• [TEXTE D'ÉTUDE]:

De fait, la couverture des soins des personnes trans fait l’objet de débats médiatiques en France alimentés principalement par la droite et l’extrême-droite. Selon les conservateurs, les patient-es trans seraient coupables de créer « un trou dans la sécu » avec des soins coûteux qui seraient non essentiels voire nocifs. Une rhétorique similaire à celle employée contre les patients immigrés bénéficiant de l’Aide médicale d’Etat. Or, si le gouvernement n’a pas pour le moment adopté ce type de discours réactionnaire, les attaques généralisées contre l’hôpital public et la sécurité sociale reviennent au même résultat : priver les patient-es trans du remboursement des procédures essentielles pour leur santé.

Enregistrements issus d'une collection

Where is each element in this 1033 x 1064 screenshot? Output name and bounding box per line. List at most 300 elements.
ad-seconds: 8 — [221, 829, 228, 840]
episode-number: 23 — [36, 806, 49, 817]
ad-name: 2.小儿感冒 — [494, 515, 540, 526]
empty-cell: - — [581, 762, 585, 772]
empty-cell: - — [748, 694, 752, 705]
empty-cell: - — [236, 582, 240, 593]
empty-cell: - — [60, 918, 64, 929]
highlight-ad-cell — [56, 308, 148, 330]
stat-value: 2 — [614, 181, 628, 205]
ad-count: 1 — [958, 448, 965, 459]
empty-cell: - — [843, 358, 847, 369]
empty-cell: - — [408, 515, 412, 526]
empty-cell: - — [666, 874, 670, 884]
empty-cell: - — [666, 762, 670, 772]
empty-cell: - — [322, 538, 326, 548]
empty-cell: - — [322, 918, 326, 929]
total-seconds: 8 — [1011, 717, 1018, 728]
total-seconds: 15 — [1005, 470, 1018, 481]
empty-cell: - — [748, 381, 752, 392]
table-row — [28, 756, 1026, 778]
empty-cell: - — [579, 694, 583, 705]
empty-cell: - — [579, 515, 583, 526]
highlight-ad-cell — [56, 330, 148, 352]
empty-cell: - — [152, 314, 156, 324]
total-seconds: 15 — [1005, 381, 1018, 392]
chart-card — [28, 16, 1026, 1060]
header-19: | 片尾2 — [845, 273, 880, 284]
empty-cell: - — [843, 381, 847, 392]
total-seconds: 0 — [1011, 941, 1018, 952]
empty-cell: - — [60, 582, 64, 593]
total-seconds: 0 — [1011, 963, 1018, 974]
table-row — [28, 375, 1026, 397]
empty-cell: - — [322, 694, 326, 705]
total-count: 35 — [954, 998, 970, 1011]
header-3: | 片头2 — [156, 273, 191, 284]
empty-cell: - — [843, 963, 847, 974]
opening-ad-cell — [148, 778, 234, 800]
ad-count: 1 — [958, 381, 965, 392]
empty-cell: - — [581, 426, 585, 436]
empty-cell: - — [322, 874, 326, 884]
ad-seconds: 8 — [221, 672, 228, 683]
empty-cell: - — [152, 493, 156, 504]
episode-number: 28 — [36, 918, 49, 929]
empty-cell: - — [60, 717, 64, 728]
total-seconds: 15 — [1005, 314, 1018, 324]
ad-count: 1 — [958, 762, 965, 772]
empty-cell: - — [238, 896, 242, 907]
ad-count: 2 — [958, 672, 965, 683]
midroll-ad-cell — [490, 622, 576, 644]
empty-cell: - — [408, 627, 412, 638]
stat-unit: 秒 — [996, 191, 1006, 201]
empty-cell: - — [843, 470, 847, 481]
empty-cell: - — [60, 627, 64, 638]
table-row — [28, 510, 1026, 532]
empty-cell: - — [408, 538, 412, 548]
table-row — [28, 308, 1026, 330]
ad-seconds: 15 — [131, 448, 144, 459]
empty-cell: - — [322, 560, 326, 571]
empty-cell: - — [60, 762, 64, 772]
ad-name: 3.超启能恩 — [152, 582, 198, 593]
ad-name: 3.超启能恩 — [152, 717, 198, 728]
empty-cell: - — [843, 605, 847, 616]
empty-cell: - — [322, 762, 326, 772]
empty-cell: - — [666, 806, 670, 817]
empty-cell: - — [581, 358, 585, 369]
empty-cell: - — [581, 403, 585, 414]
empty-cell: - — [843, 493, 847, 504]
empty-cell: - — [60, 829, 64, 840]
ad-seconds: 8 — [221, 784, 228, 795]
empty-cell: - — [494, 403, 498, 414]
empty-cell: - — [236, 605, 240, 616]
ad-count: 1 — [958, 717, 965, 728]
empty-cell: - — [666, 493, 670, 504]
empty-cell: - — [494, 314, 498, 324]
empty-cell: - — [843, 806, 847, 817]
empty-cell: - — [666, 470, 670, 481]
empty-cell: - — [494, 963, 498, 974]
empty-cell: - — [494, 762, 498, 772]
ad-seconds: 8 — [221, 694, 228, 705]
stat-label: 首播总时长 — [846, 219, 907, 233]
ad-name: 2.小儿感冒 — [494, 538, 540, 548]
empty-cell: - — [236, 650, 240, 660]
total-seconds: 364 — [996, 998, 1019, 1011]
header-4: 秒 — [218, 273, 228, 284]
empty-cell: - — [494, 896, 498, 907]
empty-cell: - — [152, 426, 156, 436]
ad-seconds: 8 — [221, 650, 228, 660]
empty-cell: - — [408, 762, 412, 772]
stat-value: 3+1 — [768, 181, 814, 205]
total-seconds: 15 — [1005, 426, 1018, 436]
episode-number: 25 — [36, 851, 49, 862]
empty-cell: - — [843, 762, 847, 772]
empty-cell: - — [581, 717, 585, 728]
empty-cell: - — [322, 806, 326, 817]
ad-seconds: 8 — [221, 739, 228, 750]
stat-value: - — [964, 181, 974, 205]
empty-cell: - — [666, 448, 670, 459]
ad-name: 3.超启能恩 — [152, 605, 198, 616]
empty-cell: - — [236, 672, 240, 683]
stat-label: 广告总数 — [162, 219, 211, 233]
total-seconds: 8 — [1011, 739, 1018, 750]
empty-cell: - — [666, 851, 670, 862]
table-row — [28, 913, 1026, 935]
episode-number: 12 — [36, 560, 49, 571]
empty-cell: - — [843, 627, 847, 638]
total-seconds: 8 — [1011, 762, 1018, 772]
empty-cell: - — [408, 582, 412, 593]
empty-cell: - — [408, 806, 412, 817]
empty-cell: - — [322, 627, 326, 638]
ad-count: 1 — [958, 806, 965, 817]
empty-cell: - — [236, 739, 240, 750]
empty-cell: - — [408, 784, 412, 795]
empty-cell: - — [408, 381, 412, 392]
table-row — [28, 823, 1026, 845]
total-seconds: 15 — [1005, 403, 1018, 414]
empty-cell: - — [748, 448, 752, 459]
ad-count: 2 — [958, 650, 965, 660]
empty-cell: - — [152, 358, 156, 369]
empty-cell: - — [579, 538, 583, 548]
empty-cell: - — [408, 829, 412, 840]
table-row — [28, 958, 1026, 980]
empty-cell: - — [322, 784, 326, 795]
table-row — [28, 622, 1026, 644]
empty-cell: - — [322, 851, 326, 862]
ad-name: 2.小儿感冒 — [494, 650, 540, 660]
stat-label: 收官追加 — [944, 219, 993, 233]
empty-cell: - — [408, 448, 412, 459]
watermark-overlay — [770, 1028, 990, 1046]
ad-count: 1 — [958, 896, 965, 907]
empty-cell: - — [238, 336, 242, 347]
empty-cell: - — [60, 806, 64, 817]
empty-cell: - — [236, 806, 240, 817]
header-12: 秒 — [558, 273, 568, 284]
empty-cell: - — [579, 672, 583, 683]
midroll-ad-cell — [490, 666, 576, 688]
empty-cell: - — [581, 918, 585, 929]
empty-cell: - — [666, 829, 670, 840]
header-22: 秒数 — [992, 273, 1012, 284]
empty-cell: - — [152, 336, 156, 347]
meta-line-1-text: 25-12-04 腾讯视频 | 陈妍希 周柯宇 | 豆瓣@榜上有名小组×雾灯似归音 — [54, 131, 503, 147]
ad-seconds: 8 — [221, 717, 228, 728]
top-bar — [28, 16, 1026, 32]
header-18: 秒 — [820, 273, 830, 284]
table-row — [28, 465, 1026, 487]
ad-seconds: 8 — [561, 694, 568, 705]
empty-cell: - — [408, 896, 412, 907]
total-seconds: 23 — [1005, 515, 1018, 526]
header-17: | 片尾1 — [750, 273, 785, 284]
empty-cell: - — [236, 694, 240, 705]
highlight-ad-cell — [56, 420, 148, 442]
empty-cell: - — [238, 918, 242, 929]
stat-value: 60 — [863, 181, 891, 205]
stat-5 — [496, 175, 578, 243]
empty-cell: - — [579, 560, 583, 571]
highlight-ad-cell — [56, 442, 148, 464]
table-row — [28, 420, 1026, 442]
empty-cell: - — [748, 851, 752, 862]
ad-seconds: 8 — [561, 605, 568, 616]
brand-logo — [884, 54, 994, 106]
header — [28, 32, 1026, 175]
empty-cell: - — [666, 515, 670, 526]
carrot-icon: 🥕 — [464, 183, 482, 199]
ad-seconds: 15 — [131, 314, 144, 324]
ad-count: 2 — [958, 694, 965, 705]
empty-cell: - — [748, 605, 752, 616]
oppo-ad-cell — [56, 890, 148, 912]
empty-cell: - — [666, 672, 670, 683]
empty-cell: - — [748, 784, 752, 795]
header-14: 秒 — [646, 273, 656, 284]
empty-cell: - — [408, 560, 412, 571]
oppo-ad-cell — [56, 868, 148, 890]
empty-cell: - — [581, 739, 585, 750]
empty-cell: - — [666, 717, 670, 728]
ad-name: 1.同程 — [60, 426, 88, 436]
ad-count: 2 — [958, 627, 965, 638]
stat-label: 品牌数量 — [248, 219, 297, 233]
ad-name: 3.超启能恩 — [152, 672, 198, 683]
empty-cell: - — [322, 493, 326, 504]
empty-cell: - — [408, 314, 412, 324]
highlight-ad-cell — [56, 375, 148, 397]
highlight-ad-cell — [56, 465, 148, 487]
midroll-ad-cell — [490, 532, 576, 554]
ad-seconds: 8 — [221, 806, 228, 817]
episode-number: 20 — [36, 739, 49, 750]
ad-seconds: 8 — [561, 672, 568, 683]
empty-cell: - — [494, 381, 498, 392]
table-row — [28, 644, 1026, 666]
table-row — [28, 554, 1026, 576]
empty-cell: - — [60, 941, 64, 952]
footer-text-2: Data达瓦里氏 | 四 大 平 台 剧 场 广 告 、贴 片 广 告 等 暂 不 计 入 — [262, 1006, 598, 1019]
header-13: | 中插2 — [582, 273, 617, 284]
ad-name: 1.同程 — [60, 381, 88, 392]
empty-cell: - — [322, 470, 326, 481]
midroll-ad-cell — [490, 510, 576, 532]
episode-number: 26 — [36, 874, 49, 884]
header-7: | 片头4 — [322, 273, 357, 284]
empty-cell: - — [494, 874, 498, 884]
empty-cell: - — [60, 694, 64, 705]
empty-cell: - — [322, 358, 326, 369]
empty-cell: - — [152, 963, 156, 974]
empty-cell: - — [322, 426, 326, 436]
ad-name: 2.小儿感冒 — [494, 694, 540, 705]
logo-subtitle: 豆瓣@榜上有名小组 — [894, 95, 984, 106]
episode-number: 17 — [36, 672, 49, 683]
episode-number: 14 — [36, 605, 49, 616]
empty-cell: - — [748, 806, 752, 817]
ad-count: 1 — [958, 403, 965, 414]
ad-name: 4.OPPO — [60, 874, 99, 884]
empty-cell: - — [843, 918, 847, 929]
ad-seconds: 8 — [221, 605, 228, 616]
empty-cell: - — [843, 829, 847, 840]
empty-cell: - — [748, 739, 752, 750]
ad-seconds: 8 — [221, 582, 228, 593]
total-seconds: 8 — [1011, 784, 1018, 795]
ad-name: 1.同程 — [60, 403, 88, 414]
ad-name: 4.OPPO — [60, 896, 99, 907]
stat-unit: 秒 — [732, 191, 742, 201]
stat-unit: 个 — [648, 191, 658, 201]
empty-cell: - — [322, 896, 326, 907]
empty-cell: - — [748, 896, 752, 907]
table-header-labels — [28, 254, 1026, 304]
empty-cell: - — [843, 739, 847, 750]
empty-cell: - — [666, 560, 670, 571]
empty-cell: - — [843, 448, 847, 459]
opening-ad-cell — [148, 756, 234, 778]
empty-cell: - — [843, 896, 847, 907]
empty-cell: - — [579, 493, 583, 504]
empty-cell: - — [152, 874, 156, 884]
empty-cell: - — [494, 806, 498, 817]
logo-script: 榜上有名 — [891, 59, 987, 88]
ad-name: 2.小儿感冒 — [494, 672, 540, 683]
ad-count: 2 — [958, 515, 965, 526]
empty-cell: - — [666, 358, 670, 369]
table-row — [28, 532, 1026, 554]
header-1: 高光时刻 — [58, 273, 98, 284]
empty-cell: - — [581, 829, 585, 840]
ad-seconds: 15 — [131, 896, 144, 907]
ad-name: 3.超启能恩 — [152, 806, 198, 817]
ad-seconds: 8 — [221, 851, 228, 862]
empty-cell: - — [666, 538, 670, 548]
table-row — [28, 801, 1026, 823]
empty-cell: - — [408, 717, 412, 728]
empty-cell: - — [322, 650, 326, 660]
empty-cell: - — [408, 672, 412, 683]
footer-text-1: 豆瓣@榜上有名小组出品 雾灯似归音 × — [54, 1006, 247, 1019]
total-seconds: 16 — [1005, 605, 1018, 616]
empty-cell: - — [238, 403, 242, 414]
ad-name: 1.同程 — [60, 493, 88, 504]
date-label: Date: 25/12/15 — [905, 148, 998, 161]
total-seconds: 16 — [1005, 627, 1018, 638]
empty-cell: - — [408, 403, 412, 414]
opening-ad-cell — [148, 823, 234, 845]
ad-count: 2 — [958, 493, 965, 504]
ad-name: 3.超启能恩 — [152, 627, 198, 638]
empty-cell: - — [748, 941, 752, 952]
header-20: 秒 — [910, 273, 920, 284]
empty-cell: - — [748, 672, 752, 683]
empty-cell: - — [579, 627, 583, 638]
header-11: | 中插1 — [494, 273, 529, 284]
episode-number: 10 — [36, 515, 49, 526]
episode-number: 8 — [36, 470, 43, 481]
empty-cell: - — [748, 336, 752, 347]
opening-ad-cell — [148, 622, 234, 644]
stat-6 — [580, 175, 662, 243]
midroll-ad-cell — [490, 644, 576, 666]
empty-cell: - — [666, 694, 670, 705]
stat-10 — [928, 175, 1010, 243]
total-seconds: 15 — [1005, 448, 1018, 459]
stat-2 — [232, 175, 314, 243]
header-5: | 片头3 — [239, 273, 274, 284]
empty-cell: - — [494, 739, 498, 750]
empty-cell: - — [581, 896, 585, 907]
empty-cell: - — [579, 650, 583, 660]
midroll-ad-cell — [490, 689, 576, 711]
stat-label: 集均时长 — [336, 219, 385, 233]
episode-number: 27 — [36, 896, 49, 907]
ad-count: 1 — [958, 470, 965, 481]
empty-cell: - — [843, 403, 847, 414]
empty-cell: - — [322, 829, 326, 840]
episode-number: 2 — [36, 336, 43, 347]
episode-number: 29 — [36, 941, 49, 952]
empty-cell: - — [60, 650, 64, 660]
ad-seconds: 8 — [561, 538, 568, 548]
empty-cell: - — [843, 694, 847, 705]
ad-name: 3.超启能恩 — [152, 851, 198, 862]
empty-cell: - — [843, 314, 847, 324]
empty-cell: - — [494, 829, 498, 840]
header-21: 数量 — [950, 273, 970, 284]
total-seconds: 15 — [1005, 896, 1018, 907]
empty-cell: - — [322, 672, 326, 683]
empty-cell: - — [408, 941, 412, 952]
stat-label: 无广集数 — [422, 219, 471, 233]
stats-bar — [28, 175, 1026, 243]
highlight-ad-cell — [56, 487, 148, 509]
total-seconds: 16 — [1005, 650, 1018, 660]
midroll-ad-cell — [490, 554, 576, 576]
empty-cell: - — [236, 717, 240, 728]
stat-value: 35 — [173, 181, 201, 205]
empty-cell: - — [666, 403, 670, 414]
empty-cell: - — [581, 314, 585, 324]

• [ACTION REQUISE]: Transcrivez mot pour mot, s'il vous plaît, le passage du texte sur la couverture des soins des personnes trans qui va de « De fait, la » jusqu'à « pour leur santé. » inclus.

• [RÉPONSE]:
De fait, la couverture des soins des personnes trans fait l’objet de débats médiatiques en France alimentés principalement par la droite et l’extrême-droite. Selon les conservateurs, les patient-es trans seraient coupables de créer « un trou dans la sécu » avec des soins coûteux qui seraient non essentiels voire nocifs. Une rhétorique similaire à celle employée contre les patients immigrés bénéficiant de l’Aide médicale d’Etat. Or, si le gouvernement n’a pas pour le moment adopté ce type de discours réactionnaire, les attaques généralisées contre l’hôpital public et la sécurité sociale reviennent au même résultat : priver les patient-es trans du remboursement des procédures essentielles pour leur santé.